Your instructions: Retype each entry below exactly as it stands.

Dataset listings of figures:
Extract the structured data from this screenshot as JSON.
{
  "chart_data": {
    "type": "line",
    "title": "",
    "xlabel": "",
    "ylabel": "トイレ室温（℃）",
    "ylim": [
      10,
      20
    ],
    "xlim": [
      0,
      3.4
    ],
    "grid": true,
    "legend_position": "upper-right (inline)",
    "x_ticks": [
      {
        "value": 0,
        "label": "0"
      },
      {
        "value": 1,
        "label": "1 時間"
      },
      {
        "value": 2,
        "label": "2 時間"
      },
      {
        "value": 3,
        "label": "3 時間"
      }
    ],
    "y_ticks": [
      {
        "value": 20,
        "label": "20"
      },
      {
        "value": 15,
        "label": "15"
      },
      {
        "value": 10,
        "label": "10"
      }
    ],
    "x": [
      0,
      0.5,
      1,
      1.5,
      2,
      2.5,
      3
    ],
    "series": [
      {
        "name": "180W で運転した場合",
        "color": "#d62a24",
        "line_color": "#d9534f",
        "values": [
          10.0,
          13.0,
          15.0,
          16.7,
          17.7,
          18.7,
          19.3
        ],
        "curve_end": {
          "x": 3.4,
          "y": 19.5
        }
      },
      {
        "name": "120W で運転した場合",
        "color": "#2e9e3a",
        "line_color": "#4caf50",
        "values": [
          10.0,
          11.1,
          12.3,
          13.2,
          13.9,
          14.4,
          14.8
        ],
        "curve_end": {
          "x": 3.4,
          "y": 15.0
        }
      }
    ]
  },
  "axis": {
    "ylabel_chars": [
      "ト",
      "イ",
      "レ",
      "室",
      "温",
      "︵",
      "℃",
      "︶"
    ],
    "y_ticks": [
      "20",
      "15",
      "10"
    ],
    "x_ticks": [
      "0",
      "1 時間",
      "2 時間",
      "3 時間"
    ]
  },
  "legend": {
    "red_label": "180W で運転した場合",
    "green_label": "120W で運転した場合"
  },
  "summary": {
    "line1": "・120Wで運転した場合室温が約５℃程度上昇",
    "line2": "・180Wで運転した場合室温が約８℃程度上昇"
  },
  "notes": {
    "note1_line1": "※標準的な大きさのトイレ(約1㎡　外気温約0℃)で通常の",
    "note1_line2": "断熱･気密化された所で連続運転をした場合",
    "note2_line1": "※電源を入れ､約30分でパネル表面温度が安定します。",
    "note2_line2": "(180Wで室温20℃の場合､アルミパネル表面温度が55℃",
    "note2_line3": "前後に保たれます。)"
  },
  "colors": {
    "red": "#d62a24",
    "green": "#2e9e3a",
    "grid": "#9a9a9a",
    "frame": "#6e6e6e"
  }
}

Response to this exercise:
Extract the structured data from this screenshot as JSON.
{
  "chart_data": {
    "type": "line",
    "title": "",
    "xlabel": "",
    "ylabel": "トイレ室温（℃）",
    "ylim": [
      10,
      20
    ],
    "xlim": [
      0,
      3.4
    ],
    "grid": true,
    "legend_position": "upper-right (inline)",
    "x_ticks": [
      {
        "value": 0,
        "label": "0"
      },
      {
        "value": 1,
        "label": "1 時間"
      },
      {
        "value": 2,
        "label": "2 時間"
      },
      {
        "value": 3,
        "label": "3 時間"
      }
    ],
    "y_ticks": [
      {
        "value": 20,
        "label": "20"
      },
      {
        "value": 15,
        "label": "15"
      },
      {
        "value": 10,
        "label": "10"
      }
    ],
    "x": [
      0,
      0.5,
      1,
      1.5,
      2,
      2.5,
      3
    ],
    "series": [
      {
        "name": "180W で運転した場合",
        "color": "#d62a24",
        "line_color": "#d9534f",
        "values": [
          10.0,
          13.0,
          15.0,
          16.7,
          17.7,
          18.7,
          19.3
        ],
        "curve_end": {
          "x": 3.4,
          "y": 19.5
        }
      },
      {
        "name": "120W で運転した場合",
        "color": "#2e9e3a",
        "line_color": "#4caf50",
        "values": [
          10.0,
          11.1,
          12.3,
          13.2,
          13.9,
          14.4,
          14.8
        ],
        "curve_end": {
          "x": 3.4,
          "y": 15.0
        }
      }
    ]
  },
  "axis": {
    "ylabel_chars": [
      "ト",
      "イ",
      "レ",
      "室",
      "温",
      "︵",
      "℃",
      "︶"
    ],
    "y_ticks": [
      "20",
      "15",
      "10"
    ],
    "x_ticks": [
      "0",
      "1 時間",
      "2 時間",
      "3 時間"
    ]
  },
  "legend": {
    "red_label": "180W で運転した場合",
    "green_label": "120W で運転した場合"
  },
  "summary": {
    "line1": "・120Wで運転した場合室温が約５℃程度上昇",
    "line2": "・180Wで運転した場合室温が約８℃程度上昇"
  },
  "notes": {
    "note1_line1": "※標準的な大きさのトイレ(約1㎡　外気温約0℃)で通常の",
    "note1_line2": "断熱･気密化された所で連続運転をした場合",
    "note2_line1": "※電源を入れ､約30分でパネル表面温度が安定します。",
    "note2_line2": "(180Wで室温20℃の場合､アルミパネル表面温度が55℃",
    "note2_line3": "前後に保たれます。)"
  },
  "colors": {
    "red": "#d62a24",
    "green": "#2e9e3a",
    "grid": "#9a9a9a",
    "frame": "#6e6e6e"
  }
}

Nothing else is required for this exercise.